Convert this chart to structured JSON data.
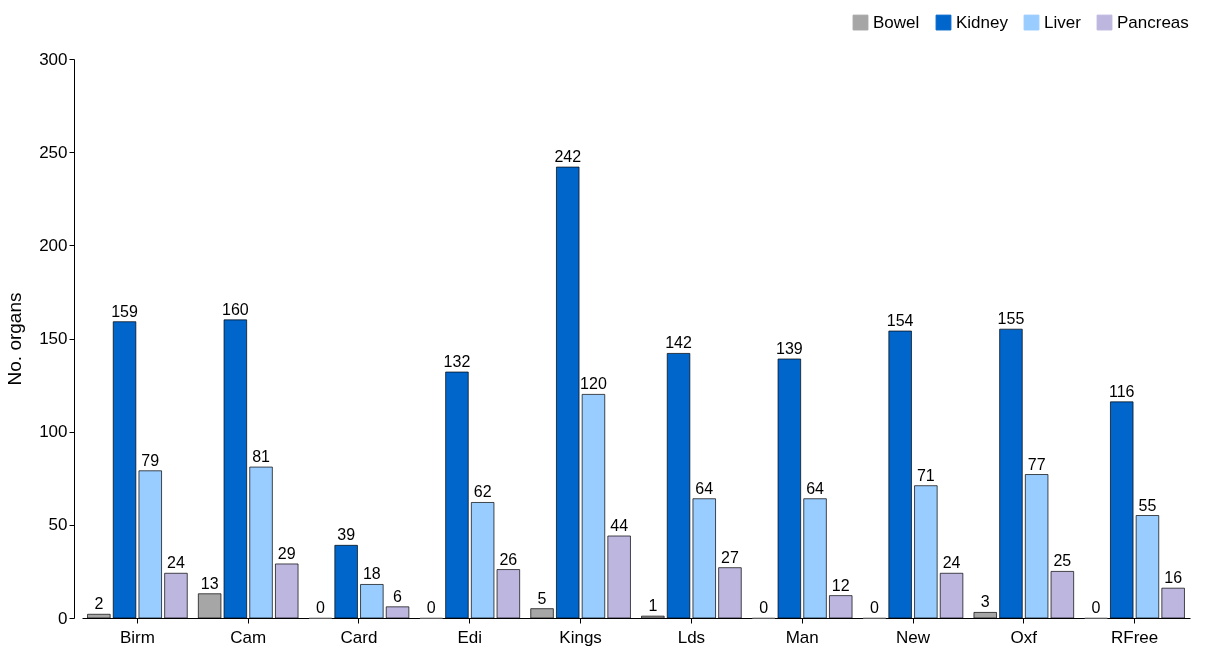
{
  "chart_data": {
    "type": "bar",
    "ylabel": "No. organs",
    "categories": [
      "Birm",
      "Cam",
      "Card",
      "Edi",
      "Kings",
      "Lds",
      "Man",
      "New",
      "Oxf",
      "RFree"
    ],
    "series": [
      {
        "name": "Bowel",
        "color": "#a6a6a6",
        "values": [
          2,
          13,
          0,
          0,
          5,
          1,
          0,
          0,
          3,
          0
        ]
      },
      {
        "name": "Kidney",
        "color": "#0066cc",
        "values": [
          159,
          160,
          39,
          132,
          242,
          142,
          139,
          154,
          155,
          116
        ]
      },
      {
        "name": "Liver",
        "color": "#99ccff",
        "values": [
          79,
          81,
          18,
          62,
          120,
          64,
          64,
          71,
          77,
          55
        ]
      },
      {
        "name": "Pancreas",
        "color": "#bdb7e0",
        "values": [
          24,
          29,
          6,
          26,
          44,
          27,
          12,
          24,
          25,
          16
        ]
      }
    ],
    "ylim": [
      0,
      300
    ],
    "yticks": [
      0,
      50,
      100,
      150,
      200,
      250,
      300
    ],
    "grid": false,
    "legend": "top right",
    "data_labels": true
  }
}
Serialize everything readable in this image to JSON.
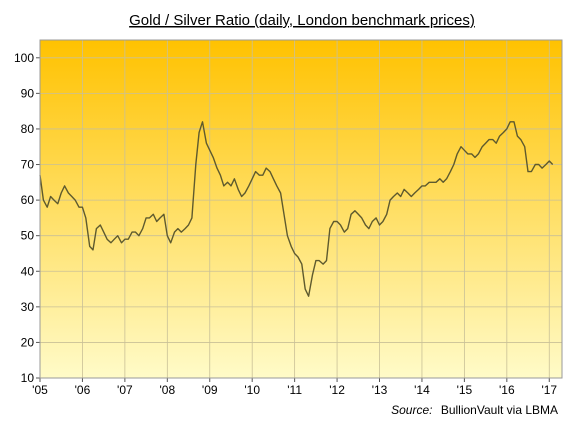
{
  "chart_data": {
    "type": "line",
    "title": "Gold / Silver Ratio (daily, London benchmark prices)",
    "source_label": "Source:",
    "source_text": "BullionVault via LBMA",
    "xlabel": "",
    "ylabel": "",
    "x_tick_labels": [
      "'05",
      "'06",
      "'07",
      "'08",
      "'09",
      "'10",
      "'11",
      "'12",
      "'13",
      "'14",
      "'15",
      "'16",
      "'17"
    ],
    "x_range": [
      2005.0,
      2017.3
    ],
    "ylim": [
      10,
      105
    ],
    "y_ticks": [
      10,
      20,
      30,
      40,
      50,
      60,
      70,
      80,
      90,
      100
    ],
    "grid": true,
    "background_gradient": {
      "top": "#ffc200",
      "bottom": "#fffbc8"
    },
    "line_color": "#5e5a2e",
    "series": [
      {
        "x": [
          2005.0,
          2005.08,
          2005.17,
          2005.25,
          2005.33,
          2005.42,
          2005.5,
          2005.58,
          2005.67,
          2005.75,
          2005.83,
          2005.92,
          2006.0,
          2006.08,
          2006.17,
          2006.25,
          2006.33,
          2006.42,
          2006.5,
          2006.58,
          2006.67,
          2006.75,
          2006.83,
          2006.92,
          2007.0,
          2007.08,
          2007.17,
          2007.25,
          2007.33,
          2007.42,
          2007.5,
          2007.58,
          2007.67,
          2007.75,
          2007.83,
          2007.92,
          2008.0,
          2008.08,
          2008.17,
          2008.25,
          2008.33,
          2008.42,
          2008.5,
          2008.58,
          2008.67,
          2008.75,
          2008.83,
          2008.92,
          2009.0,
          2009.08,
          2009.17,
          2009.25,
          2009.33,
          2009.42,
          2009.5,
          2009.58,
          2009.67,
          2009.75,
          2009.83,
          2009.92,
          2010.0,
          2010.08,
          2010.17,
          2010.25,
          2010.33,
          2010.42,
          2010.5,
          2010.58,
          2010.67,
          2010.75,
          2010.83,
          2010.92,
          2011.0,
          2011.08,
          2011.17,
          2011.25,
          2011.33,
          2011.42,
          2011.5,
          2011.58,
          2011.67,
          2011.75,
          2011.83,
          2011.92,
          2012.0,
          2012.08,
          2012.17,
          2012.25,
          2012.33,
          2012.42,
          2012.5,
          2012.58,
          2012.67,
          2012.75,
          2012.83,
          2012.92,
          2013.0,
          2013.08,
          2013.17,
          2013.25,
          2013.33,
          2013.42,
          2013.5,
          2013.58,
          2013.67,
          2013.75,
          2013.83,
          2013.92,
          2014.0,
          2014.08,
          2014.17,
          2014.25,
          2014.33,
          2014.42,
          2014.5,
          2014.58,
          2014.67,
          2014.75,
          2014.83,
          2014.92,
          2015.0,
          2015.08,
          2015.17,
          2015.25,
          2015.33,
          2015.42,
          2015.5,
          2015.58,
          2015.67,
          2015.75,
          2015.83,
          2015.92,
          2016.0,
          2016.08,
          2016.17,
          2016.25,
          2016.33,
          2016.42,
          2016.5,
          2016.58,
          2016.67,
          2016.75,
          2016.83,
          2016.92,
          2017.0,
          2017.08
        ],
        "values": [
          67,
          60,
          58,
          61,
          60,
          59,
          62,
          64,
          62,
          61,
          60,
          58,
          58,
          55,
          47,
          46,
          52,
          53,
          51,
          49,
          48,
          49,
          50,
          48,
          49,
          49,
          51,
          51,
          50,
          52,
          55,
          55,
          56,
          54,
          55,
          56,
          50,
          48,
          51,
          52,
          51,
          52,
          53,
          55,
          70,
          79,
          82,
          76,
          74,
          72,
          69,
          67,
          64,
          65,
          64,
          66,
          63,
          61,
          62,
          64,
          66,
          68,
          67,
          67,
          69,
          68,
          66,
          64,
          62,
          56,
          50,
          47,
          45,
          44,
          42,
          35,
          33,
          39,
          43,
          43,
          42,
          43,
          52,
          54,
          54,
          53,
          51,
          52,
          56,
          57,
          56,
          55,
          53,
          52,
          54,
          55,
          53,
          54,
          56,
          60,
          61,
          62,
          61,
          63,
          62,
          61,
          62,
          63,
          64,
          64,
          65,
          65,
          65,
          66,
          65,
          66,
          68,
          70,
          73,
          75,
          74,
          73,
          73,
          72,
          73,
          75,
          76,
          77,
          77,
          76,
          78,
          79,
          80,
          82,
          82,
          78,
          77,
          75,
          68,
          68,
          70,
          70,
          69,
          70,
          71,
          70
        ]
      }
    ]
  }
}
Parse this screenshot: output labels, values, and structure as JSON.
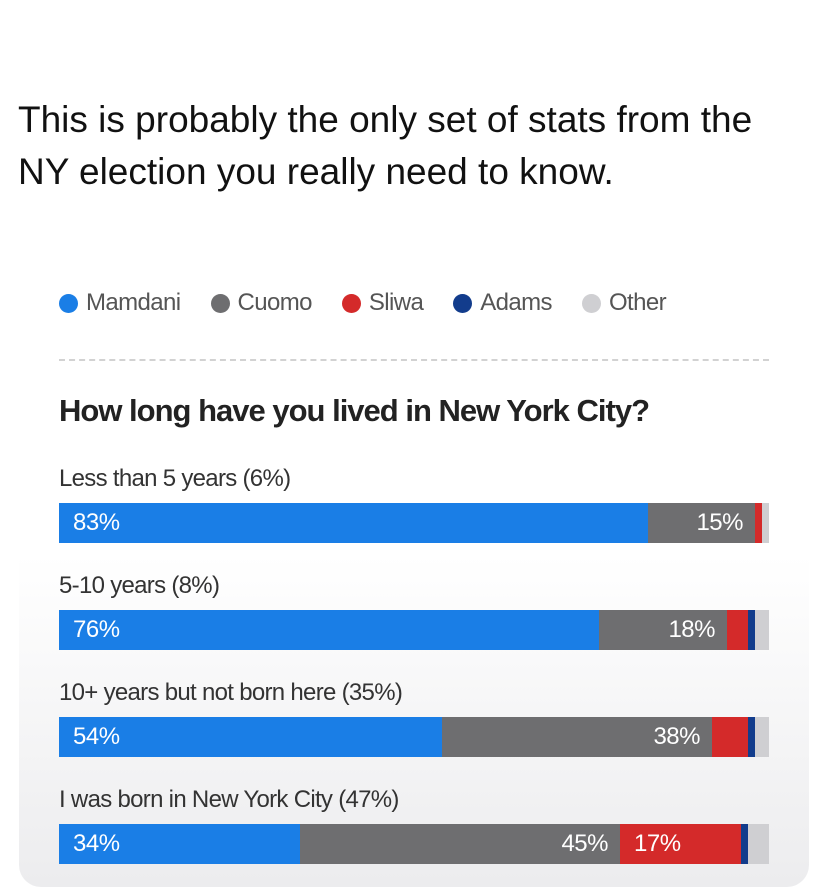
{
  "post": {
    "text": "This is probably the only set of stats from the NY election you really need to know."
  },
  "chart_data": {
    "type": "bar",
    "orientation": "horizontal",
    "stacked": true,
    "normalized": true,
    "title": "How long have you lived in New York City?",
    "legend_position": "top",
    "legend": [
      {
        "name": "Mamdani",
        "color": "#1a7ee6"
      },
      {
        "name": "Cuomo",
        "color": "#6e6e70"
      },
      {
        "name": "Sliwa",
        "color": "#d42a2a"
      },
      {
        "name": "Adams",
        "color": "#123c8c"
      },
      {
        "name": "Other",
        "color": "#cfcfd2"
      }
    ],
    "categories": [
      "Less than 5 years (6%)",
      "5-10 years (8%)",
      "10+ years but not born here (35%)",
      "I was born in New York City (47%)"
    ],
    "series": [
      {
        "name": "Mamdani",
        "color": "#1a7ee6",
        "values": [
          83,
          76,
          54,
          34
        ],
        "labels": [
          "83%",
          "76%",
          "54%",
          "34%"
        ]
      },
      {
        "name": "Cuomo",
        "color": "#6e6e70",
        "values": [
          15,
          18,
          38,
          45
        ],
        "labels": [
          "15%",
          "18%",
          "38%",
          "45%"
        ]
      },
      {
        "name": "Sliwa",
        "color": "#d42a2a",
        "values": [
          1,
          3,
          5,
          17
        ],
        "labels": [
          "",
          "",
          "",
          "17%"
        ]
      },
      {
        "name": "Adams",
        "color": "#123c8c",
        "values": [
          0,
          1,
          1,
          1
        ],
        "labels": [
          "",
          "",
          "",
          ""
        ]
      },
      {
        "name": "Other",
        "color": "#cfcfd2",
        "values": [
          1,
          2,
          2,
          3
        ],
        "labels": [
          "",
          "",
          "",
          ""
        ]
      }
    ],
    "xlim": [
      0,
      100
    ]
  }
}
* * *
What to work on →
Filter out all lines lacking the word "City" and copy the rest.

Result for this task →
    "title": "How long have you lived in New York City?",
      "I was born in New York City (47%)"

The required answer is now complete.